> [Written problem 1]
In the entries, starting at the first line and ending at the line containing "amount-row bbox=[60, 804, 593, 823]", rename "Break" to "Recess" and give those lines back with nothing else changed.

> [Selected excerpt]
'''
The "reasonable man" was a comparatively late arrival in the law of provocation. As the law of negligence emerged in the first half of the nineteenth century he became the anthropomorphic embodiment of the standard of care required by the law. It would appear that Keating J. in Reg. v. Welsh (1869) 11 Cox C.C.366 was the first to make use of the reasonable man as the embodiment of the standard of self control required by the criminal law of persons exposed to provocation; and not merely as a criterion by which to check the credibility of a claim to have been provoked to lose his self control made by an accused who at that time was not permitted to give evidence himself. This had not been so previously and did not at once become the orthodox view. In his Digest of the Criminal Law published in 1877 and his History of the Criminal Law published in 1883 Sir James Fitzjames Stephen makes no reference to the reasonable man as providing a standard of self-control by which the question whether the facts relied upon as provocation are sufficient to reduce the subsequent killing to manslaughter is to be decided. He classifies and defines the kinds of conduct of the deceased that alone are capable in law of amounting to provocation; and appears to treat the questions for the jury as being limited to (1) whether the evidence establishes conduct by the deceased that falls within one of the defined classes; and, if so (2) whether the accused was thereby actually deprived of his self-control.
'''
> [Dataset excerpt]
'''
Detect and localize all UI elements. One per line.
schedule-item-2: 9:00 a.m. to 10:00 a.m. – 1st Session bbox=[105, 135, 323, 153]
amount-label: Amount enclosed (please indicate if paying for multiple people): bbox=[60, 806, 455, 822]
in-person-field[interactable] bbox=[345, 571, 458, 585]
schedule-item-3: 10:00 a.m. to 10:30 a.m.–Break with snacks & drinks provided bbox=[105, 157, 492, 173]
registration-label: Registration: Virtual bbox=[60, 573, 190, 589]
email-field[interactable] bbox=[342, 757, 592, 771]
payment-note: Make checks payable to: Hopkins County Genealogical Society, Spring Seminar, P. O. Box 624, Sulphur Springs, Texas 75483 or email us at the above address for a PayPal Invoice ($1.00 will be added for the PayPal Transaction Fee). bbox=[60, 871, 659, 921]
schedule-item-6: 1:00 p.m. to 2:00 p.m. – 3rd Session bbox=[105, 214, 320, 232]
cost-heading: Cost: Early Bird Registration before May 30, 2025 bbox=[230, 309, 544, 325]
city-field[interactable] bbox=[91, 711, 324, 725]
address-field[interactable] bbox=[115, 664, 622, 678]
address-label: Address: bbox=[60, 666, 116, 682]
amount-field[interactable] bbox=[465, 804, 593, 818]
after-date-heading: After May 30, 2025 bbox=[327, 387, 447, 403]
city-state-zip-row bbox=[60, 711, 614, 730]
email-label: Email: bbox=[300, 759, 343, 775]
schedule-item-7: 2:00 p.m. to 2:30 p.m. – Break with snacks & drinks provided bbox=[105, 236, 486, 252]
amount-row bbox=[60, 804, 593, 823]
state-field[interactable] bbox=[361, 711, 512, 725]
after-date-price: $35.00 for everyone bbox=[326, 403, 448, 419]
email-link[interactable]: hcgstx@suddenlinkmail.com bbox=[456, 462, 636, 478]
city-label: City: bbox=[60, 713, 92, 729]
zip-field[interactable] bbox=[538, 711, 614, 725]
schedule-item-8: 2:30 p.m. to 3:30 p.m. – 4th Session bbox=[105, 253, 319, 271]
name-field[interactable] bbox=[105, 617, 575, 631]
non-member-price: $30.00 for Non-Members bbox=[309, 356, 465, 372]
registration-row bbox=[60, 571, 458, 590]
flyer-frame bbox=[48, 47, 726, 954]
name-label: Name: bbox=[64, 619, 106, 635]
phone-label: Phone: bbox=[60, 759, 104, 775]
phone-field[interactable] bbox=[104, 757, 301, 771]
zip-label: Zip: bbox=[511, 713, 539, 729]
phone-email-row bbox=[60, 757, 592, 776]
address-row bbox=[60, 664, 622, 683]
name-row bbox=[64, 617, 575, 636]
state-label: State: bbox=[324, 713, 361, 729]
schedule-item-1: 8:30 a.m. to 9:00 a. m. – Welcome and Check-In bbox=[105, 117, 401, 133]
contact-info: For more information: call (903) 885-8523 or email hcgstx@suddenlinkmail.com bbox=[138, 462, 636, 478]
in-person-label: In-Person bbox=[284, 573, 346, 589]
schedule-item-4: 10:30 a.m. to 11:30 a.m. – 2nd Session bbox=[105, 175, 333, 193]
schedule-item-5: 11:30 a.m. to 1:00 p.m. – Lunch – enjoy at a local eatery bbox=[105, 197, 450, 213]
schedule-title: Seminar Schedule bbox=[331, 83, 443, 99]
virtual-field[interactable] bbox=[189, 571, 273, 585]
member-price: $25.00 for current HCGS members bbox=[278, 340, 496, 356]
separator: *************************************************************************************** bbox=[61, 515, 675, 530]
'''
> [Written problem 2]
Duplicate the passage on the reasonable man in the law of provocation word for word.

> [Task response 1]
Detect and localize all UI elements. One per line.
schedule-item-2: 9:00 a.m. to 10:00 a.m. – 1st Session bbox=[105, 135, 323, 153]
amount-label: Amount enclosed (please indicate if paying for multiple people): bbox=[60, 806, 455, 822]
in-person-field[interactable] bbox=[345, 571, 458, 585]
schedule-item-3: 10:00 a.m. to 10:30 a.m.–Recess with snacks & drinks provided bbox=[105, 157, 492, 173]
registration-label: Registration: Virtual bbox=[60, 573, 190, 589]
email-field[interactable] bbox=[342, 757, 592, 771]
payment-note: Make checks payable to: Hopkins County Genealogical Society, Spring Seminar, P. O. Box 624, Sulphur Springs, Texas 75483 or email us at the above address for a PayPal Invoice ($1.00 will be added for the PayPal Transaction Fee). bbox=[60, 871, 659, 921]
schedule-item-6: 1:00 p.m. to 2:00 p.m. – 3rd Session bbox=[105, 214, 320, 232]
cost-heading: Cost: Early Bird Registration before May 30, 2025 bbox=[230, 309, 544, 325]
city-field[interactable] bbox=[91, 711, 324, 725]
address-field[interactable] bbox=[115, 664, 622, 678]
address-label: Address: bbox=[60, 666, 116, 682]
amount-field[interactable] bbox=[465, 804, 593, 818]
after-date-heading: After May 30, 2025 bbox=[327, 387, 447, 403]
city-state-zip-row bbox=[60, 711, 614, 730]
email-label: Email: bbox=[300, 759, 343, 775]
schedule-item-7: 2:00 p.m. to 2:30 p.m. – Recess with snacks & drinks provided bbox=[105, 236, 486, 252]
amount-row bbox=[60, 804, 593, 823]

> [Task response 2]
The "reasonable man" was a comparatively late arrival in the law of provocation. As the law of negligence emerged in the first half of the nineteenth century he became the anthropomorphic embodiment of the standard of care required by the law. It would appear that Keating J. in Reg. v. Welsh (1869) 11 Cox C.C.366 was the first to make use of the reasonable man as the embodiment of the standard of self control required by the criminal law of persons exposed to provocation; and not merely as a criterion by which to check the credibility of a claim to have been provoked to lose his self control made by an accused who at that time was not permitted to give evidence himself. This had not been so previously and did not at once become the orthodox view. In his Digest of the Criminal Law published in 1877 and his History of the Criminal Law published in 1883 Sir James Fitzjames Stephen makes no reference to the reasonable man as providing a standard of self-control by which the question whether the facts relied upon as provocation are sufficient to reduce the subsequent killing to manslaughter is to be decided. He classifies and defines the kinds of conduct of the deceased that alone are capable in law of amounting to provocation; and appears to treat the questions for the jury as being limited to (1) whether the evidence establishes conduct by the deceased that falls within one of the defined classes; and, if so (2) whether the accused was thereby actually deprived of his self-control.